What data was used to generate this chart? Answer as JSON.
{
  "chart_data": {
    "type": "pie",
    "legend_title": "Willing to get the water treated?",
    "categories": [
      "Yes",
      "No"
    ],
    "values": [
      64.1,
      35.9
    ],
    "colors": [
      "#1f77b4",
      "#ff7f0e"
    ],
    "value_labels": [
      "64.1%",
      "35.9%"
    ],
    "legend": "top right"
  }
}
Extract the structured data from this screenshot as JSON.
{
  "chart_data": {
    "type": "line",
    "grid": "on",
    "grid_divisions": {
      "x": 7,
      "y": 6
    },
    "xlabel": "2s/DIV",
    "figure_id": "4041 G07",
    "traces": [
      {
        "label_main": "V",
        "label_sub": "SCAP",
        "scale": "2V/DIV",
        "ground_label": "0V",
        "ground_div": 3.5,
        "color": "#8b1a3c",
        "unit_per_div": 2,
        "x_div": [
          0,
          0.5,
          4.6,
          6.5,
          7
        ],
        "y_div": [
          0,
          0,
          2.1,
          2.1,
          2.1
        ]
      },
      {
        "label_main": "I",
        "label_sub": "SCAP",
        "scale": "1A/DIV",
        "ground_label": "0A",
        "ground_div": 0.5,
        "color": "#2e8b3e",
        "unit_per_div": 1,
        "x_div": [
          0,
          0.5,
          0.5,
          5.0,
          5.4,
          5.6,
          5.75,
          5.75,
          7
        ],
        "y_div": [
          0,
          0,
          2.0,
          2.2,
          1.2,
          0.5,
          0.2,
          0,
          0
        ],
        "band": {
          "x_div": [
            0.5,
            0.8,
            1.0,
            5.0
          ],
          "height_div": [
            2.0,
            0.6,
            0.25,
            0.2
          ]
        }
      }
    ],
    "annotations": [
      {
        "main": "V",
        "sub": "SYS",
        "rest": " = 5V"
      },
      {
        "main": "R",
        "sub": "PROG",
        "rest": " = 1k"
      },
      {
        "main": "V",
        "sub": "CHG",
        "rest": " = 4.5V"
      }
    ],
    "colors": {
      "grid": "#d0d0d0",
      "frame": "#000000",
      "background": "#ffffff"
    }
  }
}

•••••

WHAT YOU NEED TO DO >> Reproduce the material precisely, including every line.

CORRECT RESPONSE >>
What data was used to generate this chart? Answer as JSON.
{
  "chart_data": {
    "type": "pie",
    "legend_title": "Willing to get the water treated?",
    "categories": [
      "Yes",
      "No"
    ],
    "values": [
      64.1,
      35.9
    ],
    "colors": [
      "#1f77b4",
      "#ff7f0e"
    ],
    "value_labels": [
      "64.1%",
      "35.9%"
    ],
    "legend": "top right"
  }
}
Extract the structured data from this screenshot as JSON.
{
  "chart_data": {
    "type": "line",
    "grid": "on",
    "grid_divisions": {
      "x": 7,
      "y": 6
    },
    "xlabel": "2s/DIV",
    "figure_id": "4041 G07",
    "traces": [
      {
        "label_main": "V",
        "label_sub": "SCAP",
        "scale": "2V/DIV",
        "ground_label": "0V",
        "ground_div": 3.5,
        "color": "#8b1a3c",
        "unit_per_div": 2,
        "x_div": [
          0,
          0.5,
          4.6,
          6.5,
          7
        ],
        "y_div": [
          0,
          0,
          2.1,
          2.1,
          2.1
        ]
      },
      {
        "label_main": "I",
        "label_sub": "SCAP",
        "scale": "1A/DIV",
        "ground_label": "0A",
        "ground_div": 0.5,
        "color": "#2e8b3e",
        "unit_per_div": 1,
        "x_div": [
          0,
          0.5,
          0.5,
          5.0,
          5.4,
          5.6,
          5.75,
          5.75,
          7
        ],
        "y_div": [
          0,
          0,
          2.0,
          2.2,
          1.2,
          0.5,
          0.2,
          0,
          0
        ],
        "band": {
          "x_div": [
            0.5,
            0.8,
            1.0,
            5.0
          ],
          "height_div": [
            2.0,
            0.6,
            0.25,
            0.2
          ]
        }
      }
    ],
    "annotations": [
      {
        "main": "V",
        "sub": "SYS",
        "rest": " = 5V"
      },
      {
        "main": "R",
        "sub": "PROG",
        "rest": " = 1k"
      },
      {
        "main": "V",
        "sub": "CHG",
        "rest": " = 4.5V"
      }
    ],
    "colors": {
      "grid": "#d0d0d0",
      "frame": "#000000",
      "background": "#ffffff"
    }
  }
}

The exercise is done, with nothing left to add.